» Aim: Leaving out all images, write out the records that follow exactly.

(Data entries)
════
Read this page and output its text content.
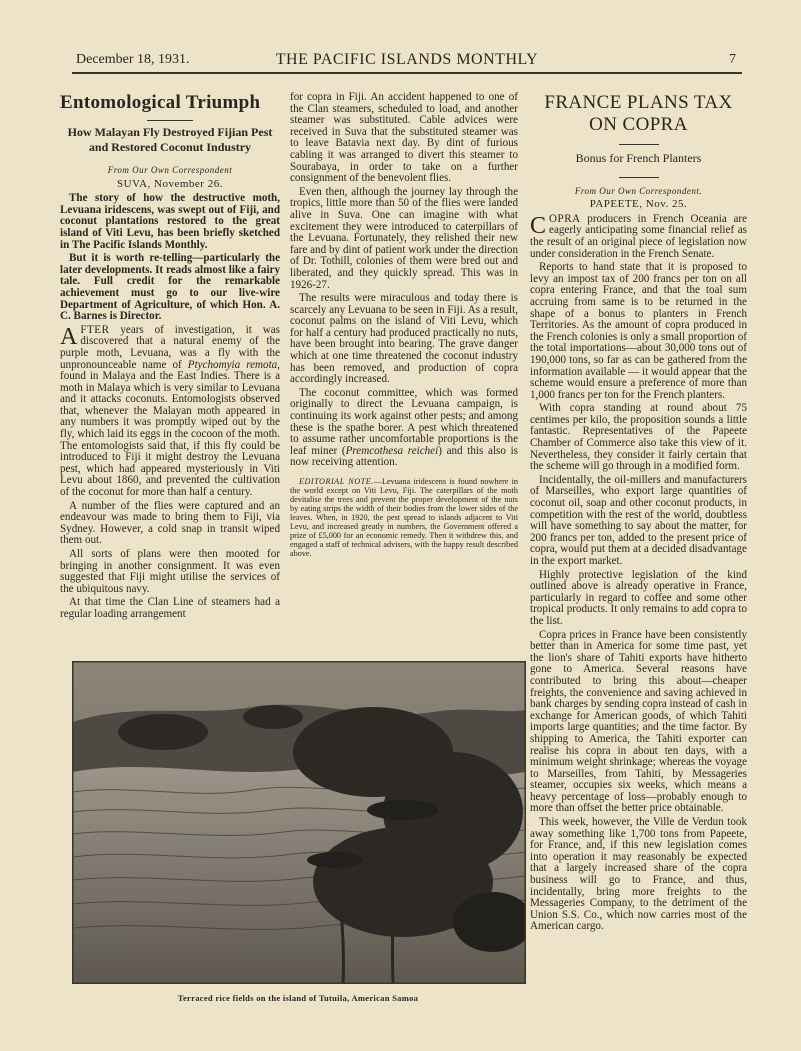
December 18, 1931.	THE PACIFIC ISLANDS MONTHLY	7
Entomological Triumph
How Malayan Fly Destroyed Fijian Pest and Restored Coconut Industry
From Our Own Correspondent
SUVA, November 26.

The story of how the destructive moth, Levuana iridescens, was swept out of Fiji, and coconut plantations restored to the great island of Viti Levu, has been briefly sketched in The Pacific Islands Monthly.

But it is worth re-telling—particularly the later developments. It reads almost like a fairy tale. Full credit for the remarkable achievement must go to our live-wire Department of Agriculture, of which Hon. A. C. Barnes is Director.

AFTER years of investigation, it was discovered that a natural enemy of the purple moth, Levuana, was a fly with the unpronounceable name of Ptychomyia remota, found in Malaya and the East Indies. There is a moth in Malaya which is very similar to Levuana and it attacks coconuts. Entomologists observed that, whenever the Malayan moth appeared in any numbers it was promptly wiped out by the fly, which laid its eggs in the cocoon of the moth. The entomologists said that, if this fly could be introduced to Fiji it might destroy the Levuana pest, which had appeared mysteriously in Viti Levu about 1860, and prevented the cultivation of the coconut for more than half a century.

A number of the flies were captured and an endeavour was made to bring them to Fiji, via Sydney. However, a cold snap in transit wiped them out.

All sorts of plans were then mooted for bringing in another consignment. It was even suggested that Fiji might utilise the services of the ubiquitous navy.

At that time the Clan Line of steamers had a regular loading arrangement

for copra in Fiji. An accident happened to one of the Clan steamers, scheduled to load, and another steamer was substituted. Cable advices were received in Suva that the substituted steamer was to leave Batavia next day. By dint of furious cabling it was arranged to divert this steamer to Sourabaya, in order to take on a further consignment of the benevolent flies.

Even then, although the journey lay through the tropics, little more than 50 of the flies were landed alive in Suva. One can imagine with what excitement they were introduced to caterpillars of the Levuana. Fortunately, they relished their new fare and by dint of patient work under the direction of Dr. Tothill, colonies of them were bred out and liberated, and they quickly spread. This was in 1926-27.

The results were miraculous and today there is scarcely any Levuana to be seen in Fiji. As a result, coconut palms on the island of Viti Levu, which for half a century had produced practically no nuts, have been brought into bearing. The grave danger which at one time threatened the coconut industry has been removed, and production of copra accordingly increased.

The coconut committee, which was formed originally to direct the Levuana campaign, is continuing its work against other pests; and among these is the spathe borer. A pest which threatened to assume rather uncomfortable proportions is the leaf miner (Premcothesa reichei) and this also is now receiving attention.

EDITORIAL NOTE.—Levuana iridescens is found nowhere in the world except on Viti Levu, Fiji. The caterpillars of the moth devitalise the trees and prevent the proper development of the nuts by eating strips the width of their bodies from the lower sides of the leaves. When, in 1920, the pest spread to islands adjacent to Viti Levu, and increased greatly in numbers, the Government offered a prize of £5,000 for an economic remedy. Then it withdrew this, and engaged a staff of technical advisers, with the happy result described above.
FRANCE PLANS TAX
ON COPRA
Bonus for French Planters
From Our Own Correspondent.
PAPEETE, Nov. 25.

COPRA producers in French Oceania are eagerly anticipating some financial relief as the result of an original piece of legislation now under consideration in the French Senate.

Reports to hand state that it is proposed to levy an impost tax of 200 francs per ton on all copra entering France, and that the toal sum accruing from same is to be returned in the shape of a bonus to planters in French Territories. As the amount of copra produced in the French colonies is only a small proportion of the total importations—about 30,000 tons out of 190,000 tons, so far as can be gathered from the information available — it would appear that the scheme would ensure a preference of more than 1,000 francs per ton for the French planters.

With copra standing at round about 75 centimes per kilo, the proposition sounds a little fantastic. Representatives of the Papeete Chamber of Commerce also take this view of it. Nevertheless, they consider it fairly certain that the scheme will go through in a modified form.

Incidentally, the oil-millers and manufacturers of Marseilles, who export large quantities of coconut oil, soap and other coconut products, in competition with the rest of the world, doubtless will have something to say about the matter, for 200 francs per ton, added to the present price of copra, would put them at a decided disadvantage in the export market.

Highly protective legislation of the kind outlined above is already operative in France, particularly in regard to coffee and some other tropical products. It only remains to add copra to the list.

Copra prices in France have been consistently better than in America for some time past, yet the lion's share of Tahiti exports have hitherto gone to America. Several reasons have contributed to bring this about—cheaper freights, the convenience and saving achieved in bank charges by sending copra instead of cash in exchange for American goods, of which Tahiti imports large quantities; and the time factor. By shipping to America, the Tahiti exporter can realise his copra in about ten days, with a minimum weight shrinkage; whereas the voyage to Marseilles, from Tahiti, by Messageries steamer, occupies six weeks, which means a heavy percentage of loss—probably enough to more than offset the better price obtainable.

This week, however, the Ville de Verdun took away something like 1,700 tons from Papeete, for France, and, if this new legislation comes into operation it may reasonably be expected that a largely increased share of the copra business will go to France, and thus, incidentally, bring more freights to the Messageries Company, to the detriment of the Union S.S. Co., which now carries most of the American cargo.

Terraced rice fields on the island of Tutuila, American Samoa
════
» Task result:
Read this page and output its text content.
December 18, 1931.	THE PACIFIC ISLANDS MONTHLY	7
Entomological Triumph
How Malayan Fly Destroyed Fijian Pest and Restored Coconut Industry
From Our Own Correspondent
SUVA, November 26.

The story of how the destructive moth, Levuana iridescens, was swept out of Fiji, and coconut plantations restored to the great island of Viti Levu, has been briefly sketched in The Pacific Islands Monthly.

But it is worth re-telling—particularly the later developments. It reads almost like a fairy tale. Full credit for the remarkable achievement must go to our live-wire Department of Agriculture, of which Hon. A. C. Barnes is Director.

AFTER years of investigation, it was discovered that a natural enemy of the purple moth, Levuana, was a fly with the unpronounceable name of Ptychomyia remota, found in Malaya and the East Indies. There is a moth in Malaya which is very similar to Levuana and it attacks coconuts. Entomologists observed that, whenever the Malayan moth appeared in any numbers it was promptly wiped out by the fly, which laid its eggs in the cocoon of the moth. The entomologists said that, if this fly could be introduced to Fiji it might destroy the Levuana pest, which had appeared mysteriously in Viti Levu about 1860, and prevented the cultivation of the coconut for more than half a century.

A number of the flies were captured and an endeavour was made to bring them to Fiji, via Sydney. However, a cold snap in transit wiped them out.

All sorts of plans were then mooted for bringing in another consignment. It was even suggested that Fiji might utilise the services of the ubiquitous navy.

At that time the Clan Line of steamers had a regular loading arrangement

for copra in Fiji. An accident happened to one of the Clan steamers, scheduled to load, and another steamer was substituted. Cable advices were received in Suva that the substituted steamer was to leave Batavia next day. By dint of furious cabling it was arranged to divert this steamer to Sourabaya, in order to take on a further consignment of the benevolent flies.

Even then, although the journey lay through the tropics, little more than 50 of the flies were landed alive in Suva. One can imagine with what excitement they were introduced to caterpillars of the Levuana. Fortunately, they relished their new fare and by dint of patient work under the direction of Dr. Tothill, colonies of them were bred out and liberated, and they quickly spread. This was in 1926-27.

The results were miraculous and today there is scarcely any Levuana to be seen in Fiji. As a result, coconut palms on the island of Viti Levu, which for half a century had produced practically no nuts, have been brought into bearing. The grave danger which at one time threatened the coconut industry has been removed, and production of copra accordingly increased.

The coconut committee, which was formed originally to direct the Levuana campaign, is continuing its work against other pests; and among these is the spathe borer. A pest which threatened to assume rather uncomfortable proportions is the leaf miner (Premcothesa reichei) and this also is now receiving attention.

EDITORIAL NOTE.—Levuana iridescens is found nowhere in the world except on Viti Levu, Fiji. The caterpillars of the moth devitalise the trees and prevent the proper development of the nuts by eating strips the width of their bodies from the lower sides of the leaves. When, in 1920, the pest spread to islands adjacent to Viti Levu, and increased greatly in numbers, the Government offered a prize of £5,000 for an economic remedy. Then it withdrew this, and engaged a staff of technical advisers, with the happy result described above.
FRANCE PLANS TAX
ON COPRA
Bonus for French Planters
From Our Own Correspondent.
PAPEETE, Nov. 25.

COPRA producers in French Oceania are eagerly anticipating some financial relief as the result of an original piece of legislation now under consideration in the French Senate.

Reports to hand state that it is proposed to levy an impost tax of 200 francs per ton on all copra entering France, and that the toal sum accruing from same is to be returned in the shape of a bonus to planters in French Territories. As the amount of copra produced in the French colonies is only a small proportion of the total importations—about 30,000 tons out of 190,000 tons, so far as can be gathered from the information available — it would appear that the scheme would ensure a preference of more than 1,000 francs per ton for the French planters.

With copra standing at round about 75 centimes per kilo, the proposition sounds a little fantastic. Representatives of the Papeete Chamber of Commerce also take this view of it. Nevertheless, they consider it fairly certain that the scheme will go through in a modified form.

Incidentally, the oil-millers and manufacturers of Marseilles, who export large quantities of coconut oil, soap and other coconut products, in competition with the rest of the world, doubtless will have something to say about the matter, for 200 francs per ton, added to the present price of copra, would put them at a decided disadvantage in the export market.

Highly protective legislation of the kind outlined above is already operative in France, particularly in regard to coffee and some other tropical products. It only remains to add copra to the list.

Copra prices in France have been consistently better than in America for some time past, yet the lion's share of Tahiti exports have hitherto gone to America. Several reasons have contributed to bring this about—cheaper freights, the convenience and saving achieved in bank charges by sending copra instead of cash in exchange for American goods, of which Tahiti imports large quantities; and the time factor. By shipping to America, the Tahiti exporter can realise his copra in about ten days, with a minimum weight shrinkage; whereas the voyage to Marseilles, from Tahiti, by Messageries steamer, occupies six weeks, which means a heavy percentage of loss—probably enough to more than offset the better price obtainable.

This week, however, the Ville de Verdun took away something like 1,700 tons from Papeete, for France, and, if this new legislation comes into operation it may reasonably be expected that a largely increased share of the copra business will go to France, and thus, incidentally, bring more freights to the Messageries Company, to the detriment of the Union S.S. Co., which now carries most of the American cargo.

Terraced rice fields on the island of Tutuila, American Samoa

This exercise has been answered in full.